◆ Goal of the exercise ◆
Reproduce the records exactly.

[Dataset rows about figures]
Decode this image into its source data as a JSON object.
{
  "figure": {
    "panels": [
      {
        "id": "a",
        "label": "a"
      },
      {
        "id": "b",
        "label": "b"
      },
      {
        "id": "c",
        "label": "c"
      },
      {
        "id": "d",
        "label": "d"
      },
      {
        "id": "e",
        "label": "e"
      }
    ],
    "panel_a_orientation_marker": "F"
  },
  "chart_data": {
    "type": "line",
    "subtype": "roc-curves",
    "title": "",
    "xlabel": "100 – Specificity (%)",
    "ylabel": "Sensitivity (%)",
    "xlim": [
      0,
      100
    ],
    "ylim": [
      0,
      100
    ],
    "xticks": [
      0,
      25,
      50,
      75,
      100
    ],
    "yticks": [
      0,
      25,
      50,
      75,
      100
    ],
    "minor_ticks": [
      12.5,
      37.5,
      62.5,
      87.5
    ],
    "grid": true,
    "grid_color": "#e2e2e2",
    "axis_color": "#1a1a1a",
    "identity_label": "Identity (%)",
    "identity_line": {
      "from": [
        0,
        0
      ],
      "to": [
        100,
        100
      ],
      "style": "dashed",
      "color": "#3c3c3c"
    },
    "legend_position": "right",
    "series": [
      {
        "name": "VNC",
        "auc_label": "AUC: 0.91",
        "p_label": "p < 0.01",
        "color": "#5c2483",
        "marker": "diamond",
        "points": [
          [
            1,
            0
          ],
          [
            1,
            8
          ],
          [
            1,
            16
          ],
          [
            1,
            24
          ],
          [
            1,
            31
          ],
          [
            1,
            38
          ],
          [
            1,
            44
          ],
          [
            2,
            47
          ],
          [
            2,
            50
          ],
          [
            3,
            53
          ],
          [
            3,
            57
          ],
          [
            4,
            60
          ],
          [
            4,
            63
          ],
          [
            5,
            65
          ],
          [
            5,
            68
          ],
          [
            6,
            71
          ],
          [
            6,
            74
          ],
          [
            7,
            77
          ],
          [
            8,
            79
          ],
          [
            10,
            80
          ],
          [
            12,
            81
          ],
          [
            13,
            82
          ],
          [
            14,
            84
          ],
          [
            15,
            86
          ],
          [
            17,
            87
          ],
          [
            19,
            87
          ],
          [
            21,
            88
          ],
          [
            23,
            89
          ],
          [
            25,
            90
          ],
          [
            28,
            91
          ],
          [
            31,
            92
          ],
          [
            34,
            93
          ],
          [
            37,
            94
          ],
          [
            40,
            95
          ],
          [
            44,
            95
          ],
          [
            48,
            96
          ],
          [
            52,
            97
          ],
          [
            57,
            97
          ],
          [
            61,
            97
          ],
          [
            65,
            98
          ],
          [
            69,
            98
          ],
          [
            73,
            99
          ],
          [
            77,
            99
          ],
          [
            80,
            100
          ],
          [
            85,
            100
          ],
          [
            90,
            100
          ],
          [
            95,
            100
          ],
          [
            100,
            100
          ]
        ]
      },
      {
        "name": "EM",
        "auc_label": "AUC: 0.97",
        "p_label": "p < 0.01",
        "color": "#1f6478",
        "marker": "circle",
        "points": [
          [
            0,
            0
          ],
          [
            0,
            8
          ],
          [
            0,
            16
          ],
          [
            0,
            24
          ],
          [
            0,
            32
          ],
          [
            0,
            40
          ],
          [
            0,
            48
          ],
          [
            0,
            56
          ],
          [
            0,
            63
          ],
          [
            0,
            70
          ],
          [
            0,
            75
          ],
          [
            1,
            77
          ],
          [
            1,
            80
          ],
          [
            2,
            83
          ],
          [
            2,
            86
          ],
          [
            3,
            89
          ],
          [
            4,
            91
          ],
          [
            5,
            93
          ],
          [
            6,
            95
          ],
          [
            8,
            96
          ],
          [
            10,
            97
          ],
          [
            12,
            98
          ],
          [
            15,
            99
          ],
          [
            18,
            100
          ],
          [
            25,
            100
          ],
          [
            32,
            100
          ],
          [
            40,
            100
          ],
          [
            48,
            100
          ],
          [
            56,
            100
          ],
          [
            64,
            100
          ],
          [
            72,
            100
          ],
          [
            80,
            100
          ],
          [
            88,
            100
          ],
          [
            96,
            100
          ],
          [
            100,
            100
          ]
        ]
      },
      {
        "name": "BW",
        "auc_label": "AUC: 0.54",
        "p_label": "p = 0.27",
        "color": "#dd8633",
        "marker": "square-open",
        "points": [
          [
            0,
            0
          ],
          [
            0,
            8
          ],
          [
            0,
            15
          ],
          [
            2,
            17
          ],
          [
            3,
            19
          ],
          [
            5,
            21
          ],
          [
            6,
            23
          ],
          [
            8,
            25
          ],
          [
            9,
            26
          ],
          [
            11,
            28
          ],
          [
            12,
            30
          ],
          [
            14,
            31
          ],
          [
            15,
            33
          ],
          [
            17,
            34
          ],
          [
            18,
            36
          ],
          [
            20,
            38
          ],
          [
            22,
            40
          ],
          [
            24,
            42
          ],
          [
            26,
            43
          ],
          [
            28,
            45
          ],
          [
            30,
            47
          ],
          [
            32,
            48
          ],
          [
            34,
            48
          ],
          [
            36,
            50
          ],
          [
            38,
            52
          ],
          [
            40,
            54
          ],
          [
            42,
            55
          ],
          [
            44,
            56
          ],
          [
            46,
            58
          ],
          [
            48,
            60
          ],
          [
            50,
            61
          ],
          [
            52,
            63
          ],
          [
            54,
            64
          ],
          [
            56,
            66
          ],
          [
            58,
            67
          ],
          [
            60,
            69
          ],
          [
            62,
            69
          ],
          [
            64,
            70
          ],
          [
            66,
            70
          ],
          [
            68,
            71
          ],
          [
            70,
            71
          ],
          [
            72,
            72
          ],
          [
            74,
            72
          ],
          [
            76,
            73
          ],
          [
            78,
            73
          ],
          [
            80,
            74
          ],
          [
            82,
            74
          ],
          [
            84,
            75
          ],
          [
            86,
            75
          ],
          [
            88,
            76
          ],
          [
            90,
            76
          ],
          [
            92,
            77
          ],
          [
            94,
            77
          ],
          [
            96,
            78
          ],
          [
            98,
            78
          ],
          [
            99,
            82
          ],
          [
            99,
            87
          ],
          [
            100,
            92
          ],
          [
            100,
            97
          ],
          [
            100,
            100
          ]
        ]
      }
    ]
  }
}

◆ Exercise answer ◆
Decode this image into its source data as a JSON object.
{
  "figure": {
    "panels": [
      {
        "id": "a",
        "label": "a"
      },
      {
        "id": "b",
        "label": "b"
      },
      {
        "id": "c",
        "label": "c"
      },
      {
        "id": "d",
        "label": "d"
      },
      {
        "id": "e",
        "label": "e"
      }
    ],
    "panel_a_orientation_marker": "F"
  },
  "chart_data": {
    "type": "line",
    "subtype": "roc-curves",
    "title": "",
    "xlabel": "100 – Specificity (%)",
    "ylabel": "Sensitivity (%)",
    "xlim": [
      0,
      100
    ],
    "ylim": [
      0,
      100
    ],
    "xticks": [
      0,
      25,
      50,
      75,
      100
    ],
    "yticks": [
      0,
      25,
      50,
      75,
      100
    ],
    "minor_ticks": [
      12.5,
      37.5,
      62.5,
      87.5
    ],
    "grid": true,
    "grid_color": "#e2e2e2",
    "axis_color": "#1a1a1a",
    "identity_label": "Identity (%)",
    "identity_line": {
      "from": [
        0,
        0
      ],
      "to": [
        100,
        100
      ],
      "style": "dashed",
      "color": "#3c3c3c"
    },
    "legend_position": "right",
    "series": [
      {
        "name": "VNC",
        "auc_label": "AUC: 0.91",
        "p_label": "p < 0.01",
        "color": "#5c2483",
        "marker": "diamond",
        "points": [
          [
            1,
            0
          ],
          [
            1,
            8
          ],
          [
            1,
            16
          ],
          [
            1,
            24
          ],
          [
            1,
            31
          ],
          [
            1,
            38
          ],
          [
            1,
            44
          ],
          [
            2,
            47
          ],
          [
            2,
            50
          ],
          [
            3,
            53
          ],
          [
            3,
            57
          ],
          [
            4,
            60
          ],
          [
            4,
            63
          ],
          [
            5,
            65
          ],
          [
            5,
            68
          ],
          [
            6,
            71
          ],
          [
            6,
            74
          ],
          [
            7,
            77
          ],
          [
            8,
            79
          ],
          [
            10,
            80
          ],
          [
            12,
            81
          ],
          [
            13,
            82
          ],
          [
            14,
            84
          ],
          [
            15,
            86
          ],
          [
            17,
            87
          ],
          [
            19,
            87
          ],
          [
            21,
            88
          ],
          [
            23,
            89
          ],
          [
            25,
            90
          ],
          [
            28,
            91
          ],
          [
            31,
            92
          ],
          [
            34,
            93
          ],
          [
            37,
            94
          ],
          [
            40,
            95
          ],
          [
            44,
            95
          ],
          [
            48,
            96
          ],
          [
            52,
            97
          ],
          [
            57,
            97
          ],
          [
            61,
            97
          ],
          [
            65,
            98
          ],
          [
            69,
            98
          ],
          [
            73,
            99
          ],
          [
            77,
            99
          ],
          [
            80,
            100
          ],
          [
            85,
            100
          ],
          [
            90,
            100
          ],
          [
            95,
            100
          ],
          [
            100,
            100
          ]
        ]
      },
      {
        "name": "EM",
        "auc_label": "AUC: 0.97",
        "p_label": "p < 0.01",
        "color": "#1f6478",
        "marker": "circle",
        "points": [
          [
            0,
            0
          ],
          [
            0,
            8
          ],
          [
            0,
            16
          ],
          [
            0,
            24
          ],
          [
            0,
            32
          ],
          [
            0,
            40
          ],
          [
            0,
            48
          ],
          [
            0,
            56
          ],
          [
            0,
            63
          ],
          [
            0,
            70
          ],
          [
            0,
            75
          ],
          [
            1,
            77
          ],
          [
            1,
            80
          ],
          [
            2,
            83
          ],
          [
            2,
            86
          ],
          [
            3,
            89
          ],
          [
            4,
            91
          ],
          [
            5,
            93
          ],
          [
            6,
            95
          ],
          [
            8,
            96
          ],
          [
            10,
            97
          ],
          [
            12,
            98
          ],
          [
            15,
            99
          ],
          [
            18,
            100
          ],
          [
            25,
            100
          ],
          [
            32,
            100
          ],
          [
            40,
            100
          ],
          [
            48,
            100
          ],
          [
            56,
            100
          ],
          [
            64,
            100
          ],
          [
            72,
            100
          ],
          [
            80,
            100
          ],
          [
            88,
            100
          ],
          [
            96,
            100
          ],
          [
            100,
            100
          ]
        ]
      },
      {
        "name": "BW",
        "auc_label": "AUC: 0.54",
        "p_label": "p = 0.27",
        "color": "#dd8633",
        "marker": "square-open",
        "points": [
          [
            0,
            0
          ],
          [
            0,
            8
          ],
          [
            0,
            15
          ],
          [
            2,
            17
          ],
          [
            3,
            19
          ],
          [
            5,
            21
          ],
          [
            6,
            23
          ],
          [
            8,
            25
          ],
          [
            9,
            26
          ],
          [
            11,
            28
          ],
          [
            12,
            30
          ],
          [
            14,
            31
          ],
          [
            15,
            33
          ],
          [
            17,
            34
          ],
          [
            18,
            36
          ],
          [
            20,
            38
          ],
          [
            22,
            40
          ],
          [
            24,
            42
          ],
          [
            26,
            43
          ],
          [
            28,
            45
          ],
          [
            30,
            47
          ],
          [
            32,
            48
          ],
          [
            34,
            48
          ],
          [
            36,
            50
          ],
          [
            38,
            52
          ],
          [
            40,
            54
          ],
          [
            42,
            55
          ],
          [
            44,
            56
          ],
          [
            46,
            58
          ],
          [
            48,
            60
          ],
          [
            50,
            61
          ],
          [
            52,
            63
          ],
          [
            54,
            64
          ],
          [
            56,
            66
          ],
          [
            58,
            67
          ],
          [
            60,
            69
          ],
          [
            62,
            69
          ],
          [
            64,
            70
          ],
          [
            66,
            70
          ],
          [
            68,
            71
          ],
          [
            70,
            71
          ],
          [
            72,
            72
          ],
          [
            74,
            72
          ],
          [
            76,
            73
          ],
          [
            78,
            73
          ],
          [
            80,
            74
          ],
          [
            82,
            74
          ],
          [
            84,
            75
          ],
          [
            86,
            75
          ],
          [
            88,
            76
          ],
          [
            90,
            76
          ],
          [
            92,
            77
          ],
          [
            94,
            77
          ],
          [
            96,
            78
          ],
          [
            98,
            78
          ],
          [
            99,
            82
          ],
          [
            99,
            87
          ],
          [
            100,
            92
          ],
          [
            100,
            97
          ],
          [
            100,
            100
          ]
        ]
      }
    ]
  }
}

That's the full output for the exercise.